## Supplied information
+--
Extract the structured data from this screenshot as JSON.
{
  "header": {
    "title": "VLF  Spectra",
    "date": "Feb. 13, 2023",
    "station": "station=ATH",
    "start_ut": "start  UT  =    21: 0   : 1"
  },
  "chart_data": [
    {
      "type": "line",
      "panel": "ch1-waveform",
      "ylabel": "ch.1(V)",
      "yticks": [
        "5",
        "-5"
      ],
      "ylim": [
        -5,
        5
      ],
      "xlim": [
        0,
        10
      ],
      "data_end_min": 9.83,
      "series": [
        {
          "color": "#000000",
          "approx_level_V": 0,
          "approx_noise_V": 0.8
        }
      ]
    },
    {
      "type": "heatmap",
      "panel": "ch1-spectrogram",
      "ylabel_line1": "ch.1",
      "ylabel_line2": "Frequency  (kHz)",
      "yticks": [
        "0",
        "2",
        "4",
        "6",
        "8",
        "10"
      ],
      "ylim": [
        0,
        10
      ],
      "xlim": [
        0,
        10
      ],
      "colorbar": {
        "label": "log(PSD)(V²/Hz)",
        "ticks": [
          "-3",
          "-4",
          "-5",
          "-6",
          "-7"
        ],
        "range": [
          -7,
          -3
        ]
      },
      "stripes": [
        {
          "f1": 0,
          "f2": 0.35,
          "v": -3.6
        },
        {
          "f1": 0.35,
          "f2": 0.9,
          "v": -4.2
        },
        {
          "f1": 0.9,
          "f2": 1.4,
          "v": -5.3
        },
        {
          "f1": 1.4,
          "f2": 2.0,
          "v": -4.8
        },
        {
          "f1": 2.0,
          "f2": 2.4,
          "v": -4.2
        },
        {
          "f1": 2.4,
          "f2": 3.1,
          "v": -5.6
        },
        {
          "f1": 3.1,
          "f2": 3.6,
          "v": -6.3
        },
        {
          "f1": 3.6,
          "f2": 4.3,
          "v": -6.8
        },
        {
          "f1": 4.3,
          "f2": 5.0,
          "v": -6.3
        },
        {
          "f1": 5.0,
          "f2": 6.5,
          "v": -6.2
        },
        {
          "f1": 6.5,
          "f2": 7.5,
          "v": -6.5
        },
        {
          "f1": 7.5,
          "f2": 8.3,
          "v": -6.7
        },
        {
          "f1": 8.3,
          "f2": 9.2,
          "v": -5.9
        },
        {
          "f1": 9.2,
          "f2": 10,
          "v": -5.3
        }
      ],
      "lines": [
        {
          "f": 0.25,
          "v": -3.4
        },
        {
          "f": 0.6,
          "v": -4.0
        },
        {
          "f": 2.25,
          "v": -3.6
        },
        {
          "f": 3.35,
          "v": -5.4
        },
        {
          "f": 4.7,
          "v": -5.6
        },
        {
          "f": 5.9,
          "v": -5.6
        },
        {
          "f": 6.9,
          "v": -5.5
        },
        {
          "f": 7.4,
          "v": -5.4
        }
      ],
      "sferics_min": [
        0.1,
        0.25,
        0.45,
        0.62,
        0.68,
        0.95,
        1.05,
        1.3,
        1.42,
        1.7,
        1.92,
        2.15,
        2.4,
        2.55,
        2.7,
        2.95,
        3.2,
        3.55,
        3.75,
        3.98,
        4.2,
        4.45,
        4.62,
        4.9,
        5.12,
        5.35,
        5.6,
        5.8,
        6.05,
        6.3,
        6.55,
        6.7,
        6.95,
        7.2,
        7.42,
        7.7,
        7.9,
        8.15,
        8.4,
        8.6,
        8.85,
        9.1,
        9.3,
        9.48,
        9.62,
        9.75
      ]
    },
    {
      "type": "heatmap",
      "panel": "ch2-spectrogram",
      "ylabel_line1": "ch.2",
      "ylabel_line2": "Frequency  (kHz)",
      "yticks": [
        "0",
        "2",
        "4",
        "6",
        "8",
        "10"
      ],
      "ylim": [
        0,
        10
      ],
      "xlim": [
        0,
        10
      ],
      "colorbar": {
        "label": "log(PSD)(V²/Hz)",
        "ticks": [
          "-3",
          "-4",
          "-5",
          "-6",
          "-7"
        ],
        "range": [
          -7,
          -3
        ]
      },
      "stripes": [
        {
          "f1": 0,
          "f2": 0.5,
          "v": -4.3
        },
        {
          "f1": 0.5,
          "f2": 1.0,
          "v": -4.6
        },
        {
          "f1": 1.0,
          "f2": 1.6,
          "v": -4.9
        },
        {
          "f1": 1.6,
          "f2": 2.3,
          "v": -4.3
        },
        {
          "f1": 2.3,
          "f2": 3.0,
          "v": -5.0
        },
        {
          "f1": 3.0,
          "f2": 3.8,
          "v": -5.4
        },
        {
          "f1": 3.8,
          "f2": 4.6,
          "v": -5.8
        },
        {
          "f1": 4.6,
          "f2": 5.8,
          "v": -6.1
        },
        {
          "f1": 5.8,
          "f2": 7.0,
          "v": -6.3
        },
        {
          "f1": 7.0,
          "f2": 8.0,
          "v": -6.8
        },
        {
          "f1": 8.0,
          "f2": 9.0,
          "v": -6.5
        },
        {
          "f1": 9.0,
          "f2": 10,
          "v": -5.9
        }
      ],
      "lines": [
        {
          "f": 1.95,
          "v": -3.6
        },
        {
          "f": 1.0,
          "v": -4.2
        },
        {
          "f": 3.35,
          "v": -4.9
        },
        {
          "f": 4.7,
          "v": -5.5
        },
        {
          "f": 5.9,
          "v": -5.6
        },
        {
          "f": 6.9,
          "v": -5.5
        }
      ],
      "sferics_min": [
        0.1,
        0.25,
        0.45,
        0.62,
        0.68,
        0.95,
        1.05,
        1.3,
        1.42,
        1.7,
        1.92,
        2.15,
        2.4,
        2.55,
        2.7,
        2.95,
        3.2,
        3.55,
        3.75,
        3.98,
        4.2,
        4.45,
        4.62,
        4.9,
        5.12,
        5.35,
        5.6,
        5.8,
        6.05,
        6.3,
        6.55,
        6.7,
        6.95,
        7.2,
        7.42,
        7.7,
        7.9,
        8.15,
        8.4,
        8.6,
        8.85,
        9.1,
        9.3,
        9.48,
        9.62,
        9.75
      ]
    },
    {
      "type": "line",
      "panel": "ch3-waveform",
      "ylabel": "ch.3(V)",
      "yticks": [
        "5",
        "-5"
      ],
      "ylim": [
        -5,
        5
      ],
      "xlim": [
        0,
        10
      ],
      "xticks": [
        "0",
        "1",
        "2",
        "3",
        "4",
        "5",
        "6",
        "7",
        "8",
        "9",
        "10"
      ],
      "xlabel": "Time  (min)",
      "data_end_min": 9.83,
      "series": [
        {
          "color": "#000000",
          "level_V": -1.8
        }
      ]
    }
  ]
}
+--
## Task objective
Every record should be given again exactly.

## Output of the exercise
Extract the structured data from this screenshot as JSON.
{
  "header": {
    "title": "VLF  Spectra",
    "date": "Feb. 13, 2023",
    "station": "station=ATH",
    "start_ut": "start  UT  =    21: 0   : 1"
  },
  "chart_data": [
    {
      "type": "line",
      "panel": "ch1-waveform",
      "ylabel": "ch.1(V)",
      "yticks": [
        "5",
        "-5"
      ],
      "ylim": [
        -5,
        5
      ],
      "xlim": [
        0,
        10
      ],
      "data_end_min": 9.83,
      "series": [
        {
          "color": "#000000",
          "approx_level_V": 0,
          "approx_noise_V": 0.8
        }
      ]
    },
    {
      "type": "heatmap",
      "panel": "ch1-spectrogram",
      "ylabel_line1": "ch.1",
      "ylabel_line2": "Frequency  (kHz)",
      "yticks": [
        "0",
        "2",
        "4",
        "6",
        "8",
        "10"
      ],
      "ylim": [
        0,
        10
      ],
      "xlim": [
        0,
        10
      ],
      "colorbar": {
        "label": "log(PSD)(V²/Hz)",
        "ticks": [
          "-3",
          "-4",
          "-5",
          "-6",
          "-7"
        ],
        "range": [
          -7,
          -3
        ]
      },
      "stripes": [
        {
          "f1": 0,
          "f2": 0.35,
          "v": -3.6
        },
        {
          "f1": 0.35,
          "f2": 0.9,
          "v": -4.2
        },
        {
          "f1": 0.9,
          "f2": 1.4,
          "v": -5.3
        },
        {
          "f1": 1.4,
          "f2": 2.0,
          "v": -4.8
        },
        {
          "f1": 2.0,
          "f2": 2.4,
          "v": -4.2
        },
        {
          "f1": 2.4,
          "f2": 3.1,
          "v": -5.6
        },
        {
          "f1": 3.1,
          "f2": 3.6,
          "v": -6.3
        },
        {
          "f1": 3.6,
          "f2": 4.3,
          "v": -6.8
        },
        {
          "f1": 4.3,
          "f2": 5.0,
          "v": -6.3
        },
        {
          "f1": 5.0,
          "f2": 6.5,
          "v": -6.2
        },
        {
          "f1": 6.5,
          "f2": 7.5,
          "v": -6.5
        },
        {
          "f1": 7.5,
          "f2": 8.3,
          "v": -6.7
        },
        {
          "f1": 8.3,
          "f2": 9.2,
          "v": -5.9
        },
        {
          "f1": 9.2,
          "f2": 10,
          "v": -5.3
        }
      ],
      "lines": [
        {
          "f": 0.25,
          "v": -3.4
        },
        {
          "f": 0.6,
          "v": -4.0
        },
        {
          "f": 2.25,
          "v": -3.6
        },
        {
          "f": 3.35,
          "v": -5.4
        },
        {
          "f": 4.7,
          "v": -5.6
        },
        {
          "f": 5.9,
          "v": -5.6
        },
        {
          "f": 6.9,
          "v": -5.5
        },
        {
          "f": 7.4,
          "v": -5.4
        }
      ],
      "sferics_min": [
        0.1,
        0.25,
        0.45,
        0.62,
        0.68,
        0.95,
        1.05,
        1.3,
        1.42,
        1.7,
        1.92,
        2.15,
        2.4,
        2.55,
        2.7,
        2.95,
        3.2,
        3.55,
        3.75,
        3.98,
        4.2,
        4.45,
        4.62,
        4.9,
        5.12,
        5.35,
        5.6,
        5.8,
        6.05,
        6.3,
        6.55,
        6.7,
        6.95,
        7.2,
        7.42,
        7.7,
        7.9,
        8.15,
        8.4,
        8.6,
        8.85,
        9.1,
        9.3,
        9.48,
        9.62,
        9.75
      ]
    },
    {
      "type": "heatmap",
      "panel": "ch2-spectrogram",
      "ylabel_line1": "ch.2",
      "ylabel_line2": "Frequency  (kHz)",
      "yticks": [
        "0",
        "2",
        "4",
        "6",
        "8",
        "10"
      ],
      "ylim": [
        0,
        10
      ],
      "xlim": [
        0,
        10
      ],
      "colorbar": {
        "label": "log(PSD)(V²/Hz)",
        "ticks": [
          "-3",
          "-4",
          "-5",
          "-6",
          "-7"
        ],
        "range": [
          -7,
          -3
        ]
      },
      "stripes": [
        {
          "f1": 0,
          "f2": 0.5,
          "v": -4.3
        },
        {
          "f1": 0.5,
          "f2": 1.0,
          "v": -4.6
        },
        {
          "f1": 1.0,
          "f2": 1.6,
          "v": -4.9
        },
        {
          "f1": 1.6,
          "f2": 2.3,
          "v": -4.3
        },
        {
          "f1": 2.3,
          "f2": 3.0,
          "v": -5.0
        },
        {
          "f1": 3.0,
          "f2": 3.8,
          "v": -5.4
        },
        {
          "f1": 3.8,
          "f2": 4.6,
          "v": -5.8
        },
        {
          "f1": 4.6,
          "f2": 5.8,
          "v": -6.1
        },
        {
          "f1": 5.8,
          "f2": 7.0,
          "v": -6.3
        },
        {
          "f1": 7.0,
          "f2": 8.0,
          "v": -6.8
        },
        {
          "f1": 8.0,
          "f2": 9.0,
          "v": -6.5
        },
        {
          "f1": 9.0,
          "f2": 10,
          "v": -5.9
        }
      ],
      "lines": [
        {
          "f": 1.95,
          "v": -3.6
        },
        {
          "f": 1.0,
          "v": -4.2
        },
        {
          "f": 3.35,
          "v": -4.9
        },
        {
          "f": 4.7,
          "v": -5.5
        },
        {
          "f": 5.9,
          "v": -5.6
        },
        {
          "f": 6.9,
          "v": -5.5
        }
      ],
      "sferics_min": [
        0.1,
        0.25,
        0.45,
        0.62,
        0.68,
        0.95,
        1.05,
        1.3,
        1.42,
        1.7,
        1.92,
        2.15,
        2.4,
        2.55,
        2.7,
        2.95,
        3.2,
        3.55,
        3.75,
        3.98,
        4.2,
        4.45,
        4.62,
        4.9,
        5.12,
        5.35,
        5.6,
        5.8,
        6.05,
        6.3,
        6.55,
        6.7,
        6.95,
        7.2,
        7.42,
        7.7,
        7.9,
        8.15,
        8.4,
        8.6,
        8.85,
        9.1,
        9.3,
        9.48,
        9.62,
        9.75
      ]
    },
    {
      "type": "line",
      "panel": "ch3-waveform",
      "ylabel": "ch.3(V)",
      "yticks": [
        "5",
        "-5"
      ],
      "ylim": [
        -5,
        5
      ],
      "xlim": [
        0,
        10
      ],
      "xticks": [
        "0",
        "1",
        "2",
        "3",
        "4",
        "5",
        "6",
        "7",
        "8",
        "9",
        "10"
      ],
      "xlabel": "Time  (min)",
      "data_end_min": 9.83,
      "series": [
        {
          "color": "#000000",
          "level_V": -1.8
        }
      ]
    }
  ]
}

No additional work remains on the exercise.